>> START INFORMATION GIVEN

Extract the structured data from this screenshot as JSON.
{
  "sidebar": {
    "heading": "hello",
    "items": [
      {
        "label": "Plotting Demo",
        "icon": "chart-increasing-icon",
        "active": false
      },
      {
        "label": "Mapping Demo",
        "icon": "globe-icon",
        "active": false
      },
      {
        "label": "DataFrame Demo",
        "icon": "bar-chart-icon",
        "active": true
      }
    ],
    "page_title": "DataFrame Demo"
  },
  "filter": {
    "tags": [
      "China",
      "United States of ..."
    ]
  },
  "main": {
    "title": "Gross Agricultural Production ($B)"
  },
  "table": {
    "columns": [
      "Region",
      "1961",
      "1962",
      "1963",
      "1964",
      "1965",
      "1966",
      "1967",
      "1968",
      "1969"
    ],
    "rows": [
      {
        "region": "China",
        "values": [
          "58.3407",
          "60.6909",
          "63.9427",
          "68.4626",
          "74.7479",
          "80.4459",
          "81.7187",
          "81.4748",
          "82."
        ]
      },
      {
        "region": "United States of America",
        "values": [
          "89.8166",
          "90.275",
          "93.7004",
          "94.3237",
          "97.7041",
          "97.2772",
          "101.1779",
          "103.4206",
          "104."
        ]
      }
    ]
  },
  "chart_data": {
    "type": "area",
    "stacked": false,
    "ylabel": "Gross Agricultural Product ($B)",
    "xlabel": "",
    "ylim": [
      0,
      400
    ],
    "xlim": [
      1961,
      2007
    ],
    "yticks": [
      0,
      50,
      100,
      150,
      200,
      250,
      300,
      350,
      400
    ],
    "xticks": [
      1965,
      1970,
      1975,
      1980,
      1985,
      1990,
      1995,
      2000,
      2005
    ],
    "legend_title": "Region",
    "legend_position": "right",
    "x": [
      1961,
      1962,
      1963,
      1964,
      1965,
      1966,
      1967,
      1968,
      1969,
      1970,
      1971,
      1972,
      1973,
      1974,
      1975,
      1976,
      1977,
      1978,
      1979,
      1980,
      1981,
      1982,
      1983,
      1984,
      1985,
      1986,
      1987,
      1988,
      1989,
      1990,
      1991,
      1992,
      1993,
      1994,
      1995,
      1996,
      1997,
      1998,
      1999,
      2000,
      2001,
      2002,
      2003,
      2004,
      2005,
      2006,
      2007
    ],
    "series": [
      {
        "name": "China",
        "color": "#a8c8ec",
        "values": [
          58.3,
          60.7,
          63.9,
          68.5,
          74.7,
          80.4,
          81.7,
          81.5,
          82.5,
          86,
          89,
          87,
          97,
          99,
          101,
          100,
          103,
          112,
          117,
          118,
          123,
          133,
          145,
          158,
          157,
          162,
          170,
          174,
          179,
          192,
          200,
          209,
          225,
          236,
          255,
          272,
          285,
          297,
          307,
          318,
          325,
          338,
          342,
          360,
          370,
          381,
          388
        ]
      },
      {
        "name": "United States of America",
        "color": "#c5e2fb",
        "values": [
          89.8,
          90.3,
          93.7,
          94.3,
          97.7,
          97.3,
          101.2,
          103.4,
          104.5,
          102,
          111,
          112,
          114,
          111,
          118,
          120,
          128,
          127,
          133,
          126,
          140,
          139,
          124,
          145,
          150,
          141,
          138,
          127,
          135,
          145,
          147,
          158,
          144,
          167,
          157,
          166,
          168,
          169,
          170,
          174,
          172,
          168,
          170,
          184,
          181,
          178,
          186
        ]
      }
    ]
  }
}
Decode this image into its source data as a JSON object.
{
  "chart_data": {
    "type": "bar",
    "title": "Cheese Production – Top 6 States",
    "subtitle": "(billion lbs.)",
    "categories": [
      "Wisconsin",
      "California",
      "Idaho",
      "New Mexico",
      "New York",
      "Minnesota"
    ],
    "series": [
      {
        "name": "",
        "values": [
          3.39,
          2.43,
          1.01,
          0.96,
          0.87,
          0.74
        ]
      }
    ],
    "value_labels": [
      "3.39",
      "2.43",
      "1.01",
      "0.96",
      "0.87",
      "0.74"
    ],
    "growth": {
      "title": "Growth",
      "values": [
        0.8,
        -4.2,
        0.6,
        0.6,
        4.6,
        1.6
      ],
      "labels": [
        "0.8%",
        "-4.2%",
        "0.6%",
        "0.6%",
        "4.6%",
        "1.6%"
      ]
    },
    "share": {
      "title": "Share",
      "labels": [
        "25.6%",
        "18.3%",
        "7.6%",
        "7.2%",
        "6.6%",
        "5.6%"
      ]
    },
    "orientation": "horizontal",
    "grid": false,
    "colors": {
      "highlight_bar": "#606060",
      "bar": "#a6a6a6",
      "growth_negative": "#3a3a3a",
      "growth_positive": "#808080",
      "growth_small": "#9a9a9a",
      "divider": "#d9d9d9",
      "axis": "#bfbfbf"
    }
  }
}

>> END INFORMATION GIVEN

EXERCISE DETAILS>
Write the whole listing out again. Keep every line exactly as it is.

CORRECT RESPONSE>
Extract the structured data from this screenshot as JSON.
{
  "sidebar": {
    "heading": "hello",
    "items": [
      {
        "label": "Plotting Demo",
        "icon": "chart-increasing-icon",
        "active": false
      },
      {
        "label": "Mapping Demo",
        "icon": "globe-icon",
        "active": false
      },
      {
        "label": "DataFrame Demo",
        "icon": "bar-chart-icon",
        "active": true
      }
    ],
    "page_title": "DataFrame Demo"
  },
  "filter": {
    "tags": [
      "China",
      "United States of ..."
    ]
  },
  "main": {
    "title": "Gross Agricultural Production ($B)"
  },
  "table": {
    "columns": [
      "Region",
      "1961",
      "1962",
      "1963",
      "1964",
      "1965",
      "1966",
      "1967",
      "1968",
      "1969"
    ],
    "rows": [
      {
        "region": "China",
        "values": [
          "58.3407",
          "60.6909",
          "63.9427",
          "68.4626",
          "74.7479",
          "80.4459",
          "81.7187",
          "81.4748",
          "82."
        ]
      },
      {
        "region": "United States of America",
        "values": [
          "89.8166",
          "90.275",
          "93.7004",
          "94.3237",
          "97.7041",
          "97.2772",
          "101.1779",
          "103.4206",
          "104."
        ]
      }
    ]
  },
  "chart_data": {
    "type": "area",
    "stacked": false,
    "ylabel": "Gross Agricultural Product ($B)",
    "xlabel": "",
    "ylim": [
      0,
      400
    ],
    "xlim": [
      1961,
      2007
    ],
    "yticks": [
      0,
      50,
      100,
      150,
      200,
      250,
      300,
      350,
      400
    ],
    "xticks": [
      1965,
      1970,
      1975,
      1980,
      1985,
      1990,
      1995,
      2000,
      2005
    ],
    "legend_title": "Region",
    "legend_position": "right",
    "x": [
      1961,
      1962,
      1963,
      1964,
      1965,
      1966,
      1967,
      1968,
      1969,
      1970,
      1971,
      1972,
      1973,
      1974,
      1975,
      1976,
      1977,
      1978,
      1979,
      1980,
      1981,
      1982,
      1983,
      1984,
      1985,
      1986,
      1987,
      1988,
      1989,
      1990,
      1991,
      1992,
      1993,
      1994,
      1995,
      1996,
      1997,
      1998,
      1999,
      2000,
      2001,
      2002,
      2003,
      2004,
      2005,
      2006,
      2007
    ],
    "series": [
      {
        "name": "China",
        "color": "#a8c8ec",
        "values": [
          58.3,
          60.7,
          63.9,
          68.5,
          74.7,
          80.4,
          81.7,
          81.5,
          82.5,
          86,
          89,
          87,
          97,
          99,
          101,
          100,
          103,
          112,
          117,
          118,
          123,
          133,
          145,
          158,
          157,
          162,
          170,
          174,
          179,
          192,
          200,
          209,
          225,
          236,
          255,
          272,
          285,
          297,
          307,
          318,
          325,
          338,
          342,
          360,
          370,
          381,
          388
        ]
      },
      {
        "name": "United States of America",
        "color": "#c5e2fb",
        "values": [
          89.8,
          90.3,
          93.7,
          94.3,
          97.7,
          97.3,
          101.2,
          103.4,
          104.5,
          102,
          111,
          112,
          114,
          111,
          118,
          120,
          128,
          127,
          133,
          126,
          140,
          139,
          124,
          145,
          150,
          141,
          138,
          127,
          135,
          145,
          147,
          158,
          144,
          167,
          157,
          166,
          168,
          169,
          170,
          174,
          172,
          168,
          170,
          184,
          181,
          178,
          186
        ]
      }
    ]
  }
}
Decode this image into its source data as a JSON object.
{
  "chart_data": {
    "type": "bar",
    "title": "Cheese Production – Top 6 States",
    "subtitle": "(billion lbs.)",
    "categories": [
      "Wisconsin",
      "California",
      "Idaho",
      "New Mexico",
      "New York",
      "Minnesota"
    ],
    "series": [
      {
        "name": "",
        "values": [
          3.39,
          2.43,
          1.01,
          0.96,
          0.87,
          0.74
        ]
      }
    ],
    "value_labels": [
      "3.39",
      "2.43",
      "1.01",
      "0.96",
      "0.87",
      "0.74"
    ],
    "growth": {
      "title": "Growth",
      "values": [
        0.8,
        -4.2,
        0.6,
        0.6,
        4.6,
        1.6
      ],
      "labels": [
        "0.8%",
        "-4.2%",
        "0.6%",
        "0.6%",
        "4.6%",
        "1.6%"
      ]
    },
    "share": {
      "title": "Share",
      "labels": [
        "25.6%",
        "18.3%",
        "7.6%",
        "7.2%",
        "6.6%",
        "5.6%"
      ]
    },
    "orientation": "horizontal",
    "grid": false,
    "colors": {
      "highlight_bar": "#606060",
      "bar": "#a6a6a6",
      "growth_negative": "#3a3a3a",
      "growth_positive": "#808080",
      "growth_small": "#9a9a9a",
      "divider": "#d9d9d9",
      "axis": "#bfbfbf"
    }
  }
}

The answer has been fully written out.